#### PROBLEM TO WORK ON
Note each line that includes the word "prefix". Copy those lines.

#### EXTRACTED ENTRIES
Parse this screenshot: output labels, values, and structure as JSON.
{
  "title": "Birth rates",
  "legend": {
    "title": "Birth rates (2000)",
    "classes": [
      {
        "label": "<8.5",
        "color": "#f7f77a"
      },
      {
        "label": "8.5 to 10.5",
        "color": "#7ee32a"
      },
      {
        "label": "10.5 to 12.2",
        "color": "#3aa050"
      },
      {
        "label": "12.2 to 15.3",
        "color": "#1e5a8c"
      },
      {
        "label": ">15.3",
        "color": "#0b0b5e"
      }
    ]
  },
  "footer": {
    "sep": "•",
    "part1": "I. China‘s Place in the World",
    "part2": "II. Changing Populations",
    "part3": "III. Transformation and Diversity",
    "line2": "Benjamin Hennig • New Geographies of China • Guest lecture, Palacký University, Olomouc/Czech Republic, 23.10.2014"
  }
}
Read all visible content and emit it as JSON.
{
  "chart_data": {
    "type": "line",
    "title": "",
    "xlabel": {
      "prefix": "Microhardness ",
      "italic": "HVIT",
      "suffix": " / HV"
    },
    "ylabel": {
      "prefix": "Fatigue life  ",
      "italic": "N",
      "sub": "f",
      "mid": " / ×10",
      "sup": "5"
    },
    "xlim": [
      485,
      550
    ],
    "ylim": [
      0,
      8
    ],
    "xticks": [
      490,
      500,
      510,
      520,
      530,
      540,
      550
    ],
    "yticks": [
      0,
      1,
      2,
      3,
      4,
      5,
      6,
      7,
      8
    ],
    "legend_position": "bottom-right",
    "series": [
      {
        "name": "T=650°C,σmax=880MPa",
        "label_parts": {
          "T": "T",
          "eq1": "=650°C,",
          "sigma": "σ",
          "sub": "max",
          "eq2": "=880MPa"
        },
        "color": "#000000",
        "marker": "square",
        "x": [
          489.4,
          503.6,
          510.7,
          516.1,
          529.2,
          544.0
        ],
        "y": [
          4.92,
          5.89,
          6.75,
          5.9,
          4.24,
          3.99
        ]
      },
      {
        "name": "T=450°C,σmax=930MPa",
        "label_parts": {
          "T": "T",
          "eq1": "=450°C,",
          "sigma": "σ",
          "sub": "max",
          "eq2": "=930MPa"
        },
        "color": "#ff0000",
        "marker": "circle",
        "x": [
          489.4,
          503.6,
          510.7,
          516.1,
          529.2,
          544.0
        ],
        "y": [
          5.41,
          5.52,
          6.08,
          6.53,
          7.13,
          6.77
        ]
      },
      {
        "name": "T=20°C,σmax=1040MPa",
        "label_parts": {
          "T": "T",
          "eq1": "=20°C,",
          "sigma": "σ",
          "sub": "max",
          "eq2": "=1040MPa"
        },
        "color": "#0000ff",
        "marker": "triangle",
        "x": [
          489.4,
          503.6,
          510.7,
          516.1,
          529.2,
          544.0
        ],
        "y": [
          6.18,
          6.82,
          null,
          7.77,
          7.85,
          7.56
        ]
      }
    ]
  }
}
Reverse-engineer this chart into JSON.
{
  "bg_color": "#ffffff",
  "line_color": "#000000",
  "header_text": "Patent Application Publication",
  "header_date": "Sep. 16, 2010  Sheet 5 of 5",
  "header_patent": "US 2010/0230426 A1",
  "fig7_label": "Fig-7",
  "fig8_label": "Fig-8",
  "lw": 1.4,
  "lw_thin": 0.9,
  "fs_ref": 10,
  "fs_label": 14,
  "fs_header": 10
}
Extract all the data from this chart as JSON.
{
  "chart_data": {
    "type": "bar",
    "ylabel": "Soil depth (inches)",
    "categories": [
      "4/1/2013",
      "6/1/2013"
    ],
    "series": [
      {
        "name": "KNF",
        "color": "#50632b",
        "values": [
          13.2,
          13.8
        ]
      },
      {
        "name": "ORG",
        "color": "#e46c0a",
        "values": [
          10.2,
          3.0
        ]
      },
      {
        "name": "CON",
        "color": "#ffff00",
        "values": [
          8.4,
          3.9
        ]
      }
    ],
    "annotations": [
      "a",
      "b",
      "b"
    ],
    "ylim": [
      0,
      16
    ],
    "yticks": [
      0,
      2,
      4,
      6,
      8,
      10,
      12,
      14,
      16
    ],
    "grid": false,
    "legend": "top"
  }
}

#### FINAL ANSWER
      "prefix": "Microhardness ",
      "prefix": "Fatigue life  ",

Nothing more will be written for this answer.